Given data →
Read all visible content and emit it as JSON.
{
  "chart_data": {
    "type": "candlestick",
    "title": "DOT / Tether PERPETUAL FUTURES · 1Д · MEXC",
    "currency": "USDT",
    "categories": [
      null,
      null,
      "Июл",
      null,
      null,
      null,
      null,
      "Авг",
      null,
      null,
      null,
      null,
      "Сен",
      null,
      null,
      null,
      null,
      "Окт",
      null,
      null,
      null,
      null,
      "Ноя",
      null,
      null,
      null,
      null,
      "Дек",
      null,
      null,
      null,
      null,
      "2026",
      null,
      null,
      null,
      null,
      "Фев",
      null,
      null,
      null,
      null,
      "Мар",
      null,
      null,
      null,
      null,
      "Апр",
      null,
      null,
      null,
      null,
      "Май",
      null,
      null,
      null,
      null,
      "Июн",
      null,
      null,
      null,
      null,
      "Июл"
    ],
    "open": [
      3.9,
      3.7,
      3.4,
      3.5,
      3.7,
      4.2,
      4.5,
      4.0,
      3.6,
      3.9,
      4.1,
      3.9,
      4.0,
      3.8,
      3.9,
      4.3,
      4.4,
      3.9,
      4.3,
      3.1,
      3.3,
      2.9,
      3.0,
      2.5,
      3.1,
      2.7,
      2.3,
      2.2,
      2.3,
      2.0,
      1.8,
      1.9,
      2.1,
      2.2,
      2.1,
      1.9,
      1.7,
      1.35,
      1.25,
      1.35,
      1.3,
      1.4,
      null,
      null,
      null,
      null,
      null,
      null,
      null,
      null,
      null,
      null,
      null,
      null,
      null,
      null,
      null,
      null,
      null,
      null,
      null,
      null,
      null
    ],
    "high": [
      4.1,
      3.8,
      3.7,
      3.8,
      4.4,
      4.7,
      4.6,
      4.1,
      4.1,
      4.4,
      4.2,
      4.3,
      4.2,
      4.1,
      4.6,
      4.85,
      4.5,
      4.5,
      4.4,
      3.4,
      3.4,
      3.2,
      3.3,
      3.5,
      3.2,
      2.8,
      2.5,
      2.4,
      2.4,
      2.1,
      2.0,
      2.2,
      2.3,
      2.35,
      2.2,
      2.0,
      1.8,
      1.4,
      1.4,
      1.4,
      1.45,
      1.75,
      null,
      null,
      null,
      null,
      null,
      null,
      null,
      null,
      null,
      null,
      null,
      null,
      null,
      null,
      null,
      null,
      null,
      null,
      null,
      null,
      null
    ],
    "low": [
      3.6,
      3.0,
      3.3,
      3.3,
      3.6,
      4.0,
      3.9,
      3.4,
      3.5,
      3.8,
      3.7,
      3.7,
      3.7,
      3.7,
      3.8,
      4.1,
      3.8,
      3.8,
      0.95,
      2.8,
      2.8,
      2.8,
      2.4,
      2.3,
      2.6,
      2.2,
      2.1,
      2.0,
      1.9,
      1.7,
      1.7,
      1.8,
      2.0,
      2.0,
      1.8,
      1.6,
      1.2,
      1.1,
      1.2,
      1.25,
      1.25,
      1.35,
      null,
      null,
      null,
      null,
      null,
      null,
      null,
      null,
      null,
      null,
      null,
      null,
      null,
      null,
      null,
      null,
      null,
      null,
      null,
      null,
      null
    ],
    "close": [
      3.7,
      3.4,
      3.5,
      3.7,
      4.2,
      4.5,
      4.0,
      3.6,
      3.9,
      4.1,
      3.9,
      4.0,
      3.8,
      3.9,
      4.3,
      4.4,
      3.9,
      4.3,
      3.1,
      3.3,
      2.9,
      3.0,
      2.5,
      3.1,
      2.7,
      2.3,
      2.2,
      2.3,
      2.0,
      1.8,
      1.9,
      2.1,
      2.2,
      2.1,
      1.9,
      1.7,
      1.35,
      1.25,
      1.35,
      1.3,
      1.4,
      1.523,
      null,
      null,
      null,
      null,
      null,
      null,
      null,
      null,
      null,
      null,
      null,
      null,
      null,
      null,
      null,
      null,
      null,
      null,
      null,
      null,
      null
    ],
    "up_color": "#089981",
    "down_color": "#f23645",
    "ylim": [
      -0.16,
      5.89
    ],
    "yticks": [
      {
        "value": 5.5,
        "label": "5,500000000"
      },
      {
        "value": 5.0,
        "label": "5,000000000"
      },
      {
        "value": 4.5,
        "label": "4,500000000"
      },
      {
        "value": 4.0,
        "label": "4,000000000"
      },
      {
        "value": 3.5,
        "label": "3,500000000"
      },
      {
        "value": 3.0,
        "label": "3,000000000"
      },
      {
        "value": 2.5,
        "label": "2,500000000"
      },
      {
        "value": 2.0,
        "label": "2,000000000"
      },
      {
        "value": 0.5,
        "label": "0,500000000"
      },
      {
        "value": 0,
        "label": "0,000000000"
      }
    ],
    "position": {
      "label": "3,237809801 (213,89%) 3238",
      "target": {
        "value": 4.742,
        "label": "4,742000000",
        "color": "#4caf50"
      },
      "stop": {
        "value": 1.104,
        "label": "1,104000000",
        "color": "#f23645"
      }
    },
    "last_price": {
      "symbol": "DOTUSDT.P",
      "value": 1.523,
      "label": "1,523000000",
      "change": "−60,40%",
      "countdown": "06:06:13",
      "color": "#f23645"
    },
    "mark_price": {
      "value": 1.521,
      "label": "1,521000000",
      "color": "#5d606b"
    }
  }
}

Stated goal →
Return the listing above in full, character for character.

Right answer →
Read all visible content and emit it as JSON.
{
  "chart_data": {
    "type": "candlestick",
    "title": "DOT / Tether PERPETUAL FUTURES · 1Д · MEXC",
    "currency": "USDT",
    "categories": [
      null,
      null,
      "Июл",
      null,
      null,
      null,
      null,
      "Авг",
      null,
      null,
      null,
      null,
      "Сен",
      null,
      null,
      null,
      null,
      "Окт",
      null,
      null,
      null,
      null,
      "Ноя",
      null,
      null,
      null,
      null,
      "Дек",
      null,
      null,
      null,
      null,
      "2026",
      null,
      null,
      null,
      null,
      "Фев",
      null,
      null,
      null,
      null,
      "Мар",
      null,
      null,
      null,
      null,
      "Апр",
      null,
      null,
      null,
      null,
      "Май",
      null,
      null,
      null,
      null,
      "Июн",
      null,
      null,
      null,
      null,
      "Июл"
    ],
    "open": [
      3.9,
      3.7,
      3.4,
      3.5,
      3.7,
      4.2,
      4.5,
      4.0,
      3.6,
      3.9,
      4.1,
      3.9,
      4.0,
      3.8,
      3.9,
      4.3,
      4.4,
      3.9,
      4.3,
      3.1,
      3.3,
      2.9,
      3.0,
      2.5,
      3.1,
      2.7,
      2.3,
      2.2,
      2.3,
      2.0,
      1.8,
      1.9,
      2.1,
      2.2,
      2.1,
      1.9,
      1.7,
      1.35,
      1.25,
      1.35,
      1.3,
      1.4,
      null,
      null,
      null,
      null,
      null,
      null,
      null,
      null,
      null,
      null,
      null,
      null,
      null,
      null,
      null,
      null,
      null,
      null,
      null,
      null,
      null
    ],
    "high": [
      4.1,
      3.8,
      3.7,
      3.8,
      4.4,
      4.7,
      4.6,
      4.1,
      4.1,
      4.4,
      4.2,
      4.3,
      4.2,
      4.1,
      4.6,
      4.85,
      4.5,
      4.5,
      4.4,
      3.4,
      3.4,
      3.2,
      3.3,
      3.5,
      3.2,
      2.8,
      2.5,
      2.4,
      2.4,
      2.1,
      2.0,
      2.2,
      2.3,
      2.35,
      2.2,
      2.0,
      1.8,
      1.4,
      1.4,
      1.4,
      1.45,
      1.75,
      null,
      null,
      null,
      null,
      null,
      null,
      null,
      null,
      null,
      null,
      null,
      null,
      null,
      null,
      null,
      null,
      null,
      null,
      null,
      null,
      null
    ],
    "low": [
      3.6,
      3.0,
      3.3,
      3.3,
      3.6,
      4.0,
      3.9,
      3.4,
      3.5,
      3.8,
      3.7,
      3.7,
      3.7,
      3.7,
      3.8,
      4.1,
      3.8,
      3.8,
      0.95,
      2.8,
      2.8,
      2.8,
      2.4,
      2.3,
      2.6,
      2.2,
      2.1,
      2.0,
      1.9,
      1.7,
      1.7,
      1.8,
      2.0,
      2.0,
      1.8,
      1.6,
      1.2,
      1.1,
      1.2,
      1.25,
      1.25,
      1.35,
      null,
      null,
      null,
      null,
      null,
      null,
      null,
      null,
      null,
      null,
      null,
      null,
      null,
      null,
      null,
      null,
      null,
      null,
      null,
      null,
      null
    ],
    "close": [
      3.7,
      3.4,
      3.5,
      3.7,
      4.2,
      4.5,
      4.0,
      3.6,
      3.9,
      4.1,
      3.9,
      4.0,
      3.8,
      3.9,
      4.3,
      4.4,
      3.9,
      4.3,
      3.1,
      3.3,
      2.9,
      3.0,
      2.5,
      3.1,
      2.7,
      2.3,
      2.2,
      2.3,
      2.0,
      1.8,
      1.9,
      2.1,
      2.2,
      2.1,
      1.9,
      1.7,
      1.35,
      1.25,
      1.35,
      1.3,
      1.4,
      1.523,
      null,
      null,
      null,
      null,
      null,
      null,
      null,
      null,
      null,
      null,
      null,
      null,
      null,
      null,
      null,
      null,
      null,
      null,
      null,
      null,
      null
    ],
    "up_color": "#089981",
    "down_color": "#f23645",
    "ylim": [
      -0.16,
      5.89
    ],
    "yticks": [
      {
        "value": 5.5,
        "label": "5,500000000"
      },
      {
        "value": 5.0,
        "label": "5,000000000"
      },
      {
        "value": 4.5,
        "label": "4,500000000"
      },
      {
        "value": 4.0,
        "label": "4,000000000"
      },
      {
        "value": 3.5,
        "label": "3,500000000"
      },
      {
        "value": 3.0,
        "label": "3,000000000"
      },
      {
        "value": 2.5,
        "label": "2,500000000"
      },
      {
        "value": 2.0,
        "label": "2,000000000"
      },
      {
        "value": 0.5,
        "label": "0,500000000"
      },
      {
        "value": 0,
        "label": "0,000000000"
      }
    ],
    "position": {
      "label": "3,237809801 (213,89%) 3238",
      "target": {
        "value": 4.742,
        "label": "4,742000000",
        "color": "#4caf50"
      },
      "stop": {
        "value": 1.104,
        "label": "1,104000000",
        "color": "#f23645"
      }
    },
    "last_price": {
      "symbol": "DOTUSDT.P",
      "value": 1.523,
      "label": "1,523000000",
      "change": "−60,40%",
      "countdown": "06:06:13",
      "color": "#f23645"
    },
    "mark_price": {
      "value": 1.521,
      "label": "1,521000000",
      "color": "#5d606b"
    }
  }
}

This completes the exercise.